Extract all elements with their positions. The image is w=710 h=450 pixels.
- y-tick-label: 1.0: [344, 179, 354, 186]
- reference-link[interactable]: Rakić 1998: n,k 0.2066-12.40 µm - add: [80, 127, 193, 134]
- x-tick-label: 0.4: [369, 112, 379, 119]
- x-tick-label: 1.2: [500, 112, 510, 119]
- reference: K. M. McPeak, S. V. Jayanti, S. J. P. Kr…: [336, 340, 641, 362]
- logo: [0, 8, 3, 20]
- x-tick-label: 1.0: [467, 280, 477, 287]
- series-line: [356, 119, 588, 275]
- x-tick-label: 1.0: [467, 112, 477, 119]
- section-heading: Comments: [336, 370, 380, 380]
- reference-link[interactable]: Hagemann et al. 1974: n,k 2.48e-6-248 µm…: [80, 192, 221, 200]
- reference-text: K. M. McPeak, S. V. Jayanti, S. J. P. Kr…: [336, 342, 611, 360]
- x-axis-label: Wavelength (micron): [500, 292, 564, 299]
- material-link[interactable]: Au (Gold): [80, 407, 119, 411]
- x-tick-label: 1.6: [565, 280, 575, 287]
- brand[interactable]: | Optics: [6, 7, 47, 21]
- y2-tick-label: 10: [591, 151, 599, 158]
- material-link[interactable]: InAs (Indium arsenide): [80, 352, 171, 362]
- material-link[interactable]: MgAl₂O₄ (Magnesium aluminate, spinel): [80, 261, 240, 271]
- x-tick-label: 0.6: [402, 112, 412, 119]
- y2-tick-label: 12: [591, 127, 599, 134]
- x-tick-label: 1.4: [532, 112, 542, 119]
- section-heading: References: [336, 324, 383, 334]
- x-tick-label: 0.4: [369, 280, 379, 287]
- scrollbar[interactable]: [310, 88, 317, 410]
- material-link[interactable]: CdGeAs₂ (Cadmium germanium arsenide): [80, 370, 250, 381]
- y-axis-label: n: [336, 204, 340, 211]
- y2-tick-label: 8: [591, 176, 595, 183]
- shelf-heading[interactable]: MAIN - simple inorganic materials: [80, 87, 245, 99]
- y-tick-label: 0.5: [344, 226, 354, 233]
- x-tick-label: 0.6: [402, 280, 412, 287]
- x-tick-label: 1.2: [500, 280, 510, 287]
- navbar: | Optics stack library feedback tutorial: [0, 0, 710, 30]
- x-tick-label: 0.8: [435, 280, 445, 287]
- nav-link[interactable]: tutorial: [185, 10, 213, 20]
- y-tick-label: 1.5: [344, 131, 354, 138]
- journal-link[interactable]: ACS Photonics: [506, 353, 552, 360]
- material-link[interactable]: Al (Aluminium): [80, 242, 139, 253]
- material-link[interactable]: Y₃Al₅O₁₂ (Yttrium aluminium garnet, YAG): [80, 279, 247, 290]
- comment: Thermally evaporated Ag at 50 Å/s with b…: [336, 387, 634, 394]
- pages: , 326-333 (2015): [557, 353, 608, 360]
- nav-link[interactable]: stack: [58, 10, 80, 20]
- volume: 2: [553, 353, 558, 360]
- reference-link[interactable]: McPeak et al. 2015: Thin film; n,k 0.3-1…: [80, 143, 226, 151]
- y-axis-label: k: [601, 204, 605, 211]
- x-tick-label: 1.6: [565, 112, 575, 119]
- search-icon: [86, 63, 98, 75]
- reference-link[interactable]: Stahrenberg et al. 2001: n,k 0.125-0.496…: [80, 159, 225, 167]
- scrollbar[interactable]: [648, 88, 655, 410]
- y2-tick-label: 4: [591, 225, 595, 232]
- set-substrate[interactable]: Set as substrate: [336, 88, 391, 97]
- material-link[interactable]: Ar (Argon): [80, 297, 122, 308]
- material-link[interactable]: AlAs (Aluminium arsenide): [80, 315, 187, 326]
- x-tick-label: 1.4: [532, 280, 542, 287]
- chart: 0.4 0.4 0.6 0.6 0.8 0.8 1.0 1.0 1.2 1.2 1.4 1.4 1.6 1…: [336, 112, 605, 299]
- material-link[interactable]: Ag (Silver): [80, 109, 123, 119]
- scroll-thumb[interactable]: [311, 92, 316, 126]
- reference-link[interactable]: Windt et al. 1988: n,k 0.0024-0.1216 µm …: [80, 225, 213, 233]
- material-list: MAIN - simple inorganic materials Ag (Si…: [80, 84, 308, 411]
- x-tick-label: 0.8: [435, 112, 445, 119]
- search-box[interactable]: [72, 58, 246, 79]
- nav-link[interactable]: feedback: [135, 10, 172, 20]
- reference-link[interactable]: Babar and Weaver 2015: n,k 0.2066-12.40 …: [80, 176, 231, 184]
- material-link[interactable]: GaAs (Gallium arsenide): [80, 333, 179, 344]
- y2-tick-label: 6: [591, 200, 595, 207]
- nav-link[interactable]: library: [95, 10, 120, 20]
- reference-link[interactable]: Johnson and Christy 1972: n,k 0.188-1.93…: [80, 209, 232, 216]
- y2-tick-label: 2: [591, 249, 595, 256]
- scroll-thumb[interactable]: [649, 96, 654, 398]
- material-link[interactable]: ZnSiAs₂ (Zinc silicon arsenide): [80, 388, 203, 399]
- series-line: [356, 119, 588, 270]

> _Work required_:
Rewrite all of the material above, renaming "reference-link" to "citation-link" everywhere and leaving every other character unchanged.

> _The solution_:
Extract all elements with their positions. The image is w=710 h=450 pixels.
- y-tick-label: 1.0: [344, 179, 354, 186]
- citation-link[interactable]: Rakić 1998: n,k 0.2066-12.40 µm - add: [80, 127, 193, 134]
- x-tick-label: 0.4: [369, 112, 379, 119]
- x-tick-label: 1.2: [500, 112, 510, 119]
- reference: K. M. McPeak, S. V. Jayanti, S. J. P. Kr…: [336, 340, 641, 362]
- logo: [0, 8, 3, 20]
- x-tick-label: 1.0: [467, 280, 477, 287]
- series-line: [356, 119, 588, 275]
- x-tick-label: 1.0: [467, 112, 477, 119]
- section-heading: Comments: [336, 370, 380, 380]
- citation-link[interactable]: Hagemann et al. 1974: n,k 2.48e-6-248 µm…: [80, 192, 221, 200]
- reference-text: K. M. McPeak, S. V. Jayanti, S. J. P. Kr…: [336, 342, 611, 360]
- x-axis-label: Wavelength (micron): [500, 292, 564, 299]
- material-link[interactable]: Au (Gold): [80, 407, 119, 411]
- x-tick-label: 1.6: [565, 280, 575, 287]
- brand[interactable]: | Optics: [6, 7, 47, 21]
- y2-tick-label: 10: [591, 151, 599, 158]
- material-link[interactable]: InAs (Indium arsenide): [80, 352, 171, 362]
- material-link[interactable]: MgAl₂O₄ (Magnesium aluminate, spinel): [80, 261, 240, 271]
- x-tick-label: 0.6: [402, 112, 412, 119]
- y2-tick-label: 12: [591, 127, 599, 134]
- x-tick-label: 1.4: [532, 112, 542, 119]
- section-heading: References: [336, 324, 383, 334]
- x-tick-label: 0.4: [369, 280, 379, 287]
- scrollbar[interactable]: [310, 88, 317, 410]
- material-link[interactable]: CdGeAs₂ (Cadmium germanium arsenide): [80, 370, 250, 381]
- y-axis-label: n: [336, 204, 340, 211]
- y2-tick-label: 8: [591, 176, 595, 183]
- shelf-heading[interactable]: MAIN - simple inorganic materials: [80, 87, 245, 99]
- y-tick-label: 0.5: [344, 226, 354, 233]
- x-tick-label: 0.6: [402, 280, 412, 287]
- x-tick-label: 1.2: [500, 280, 510, 287]
- navbar: | Optics stack library feedback tutorial: [0, 0, 710, 30]
- x-tick-label: 0.8: [435, 280, 445, 287]
- nav-link[interactable]: tutorial: [185, 10, 213, 20]
- y-tick-label: 1.5: [344, 131, 354, 138]
- journal-link[interactable]: ACS Photonics: [506, 353, 552, 360]
- material-link[interactable]: Al (Aluminium): [80, 242, 139, 253]
- material-link[interactable]: Y₃Al₅O₁₂ (Yttrium aluminium garnet, YAG): [80, 279, 247, 290]
- comment: Thermally evaporated Ag at 50 Å/s with b…: [336, 387, 634, 394]
- pages: , 326-333 (2015): [557, 353, 608, 360]
- nav-link[interactable]: stack: [58, 10, 80, 20]
- volume: 2: [553, 353, 558, 360]
- citation-link[interactable]: McPeak et al. 2015: Thin film; n,k 0.3-1…: [80, 143, 226, 151]
- y-axis-label: k: [601, 204, 605, 211]
- x-tick-label: 1.6: [565, 112, 575, 119]
- search-icon: [86, 63, 98, 75]
- citation-link[interactable]: Stahrenberg et al. 2001: n,k 0.125-0.496…: [80, 159, 225, 167]
- scrollbar[interactable]: [648, 88, 655, 410]
- y2-tick-label: 4: [591, 225, 595, 232]
- set-substrate[interactable]: Set as substrate: [336, 88, 391, 97]
- material-link[interactable]: Ar (Argon): [80, 297, 122, 308]
- material-link[interactable]: AlAs (Aluminium arsenide): [80, 315, 187, 326]
- x-tick-label: 1.4: [532, 280, 542, 287]
- chart: 0.4 0.4 0.6 0.6 0.8 0.8 1.0 1.0 1.2 1.2 1.4 1.4 1.6 1…: [336, 112, 605, 299]
- material-link[interactable]: Ag (Silver): [80, 109, 123, 119]
- scroll-thumb[interactable]: [311, 92, 316, 126]
- citation-link[interactable]: Windt et al. 1988: n,k 0.0024-0.1216 µm …: [80, 225, 213, 233]
- material-list: MAIN - simple inorganic materials Ag (Si…: [80, 84, 308, 411]
- x-tick-label: 0.8: [435, 112, 445, 119]
- search-box[interactable]: [72, 58, 246, 79]
- nav-link[interactable]: feedback: [135, 10, 172, 20]
- citation-link[interactable]: Babar and Weaver 2015: n,k 0.2066-12.40 …: [80, 176, 231, 184]
- material-link[interactable]: GaAs (Gallium arsenide): [80, 333, 179, 344]
- y2-tick-label: 6: [591, 200, 595, 207]
- nav-link[interactable]: library: [95, 10, 120, 20]
- citation-link[interactable]: Johnson and Christy 1972: n,k 0.188-1.93…: [80, 209, 232, 216]
- y2-tick-label: 2: [591, 249, 595, 256]
- scroll-thumb[interactable]: [649, 96, 654, 398]
- material-link[interactable]: ZnSiAs₂ (Zinc silicon arsenide): [80, 388, 203, 399]
- series-line: [356, 119, 588, 270]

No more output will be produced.